**** SUPPLIED MATERIAL
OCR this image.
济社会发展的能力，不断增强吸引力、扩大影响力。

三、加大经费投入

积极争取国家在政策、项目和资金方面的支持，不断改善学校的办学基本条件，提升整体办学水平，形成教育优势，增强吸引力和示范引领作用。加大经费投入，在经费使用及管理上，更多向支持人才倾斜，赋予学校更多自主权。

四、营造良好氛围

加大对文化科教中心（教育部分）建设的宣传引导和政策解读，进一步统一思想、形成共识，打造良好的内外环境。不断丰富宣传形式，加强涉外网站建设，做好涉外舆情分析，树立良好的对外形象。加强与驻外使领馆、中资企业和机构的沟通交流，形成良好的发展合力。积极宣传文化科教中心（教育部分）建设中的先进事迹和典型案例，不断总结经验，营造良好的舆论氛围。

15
********
**** SUPPLIED MATERIAL
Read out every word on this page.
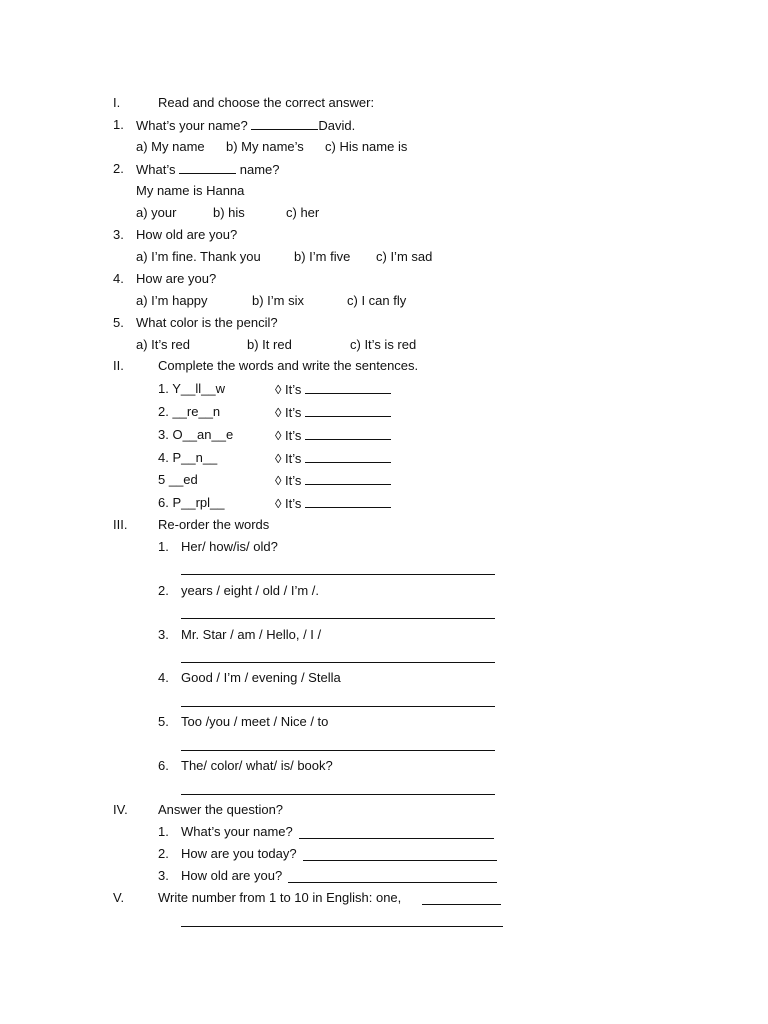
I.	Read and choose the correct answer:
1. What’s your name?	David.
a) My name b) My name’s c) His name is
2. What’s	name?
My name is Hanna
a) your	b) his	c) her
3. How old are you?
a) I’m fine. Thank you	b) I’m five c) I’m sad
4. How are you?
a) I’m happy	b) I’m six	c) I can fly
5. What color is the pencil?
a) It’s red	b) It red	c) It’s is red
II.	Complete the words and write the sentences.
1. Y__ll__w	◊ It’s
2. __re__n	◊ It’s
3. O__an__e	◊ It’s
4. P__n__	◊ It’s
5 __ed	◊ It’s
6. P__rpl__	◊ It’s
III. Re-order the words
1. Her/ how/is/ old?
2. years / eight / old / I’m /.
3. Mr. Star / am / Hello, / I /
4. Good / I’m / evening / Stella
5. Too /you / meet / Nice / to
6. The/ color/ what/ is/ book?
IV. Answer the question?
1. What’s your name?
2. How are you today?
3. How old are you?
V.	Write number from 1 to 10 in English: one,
********
Pull out all lines from the listing that contain the string "Read".

Read out every word on this page.
I.	Read and choose the correct answer:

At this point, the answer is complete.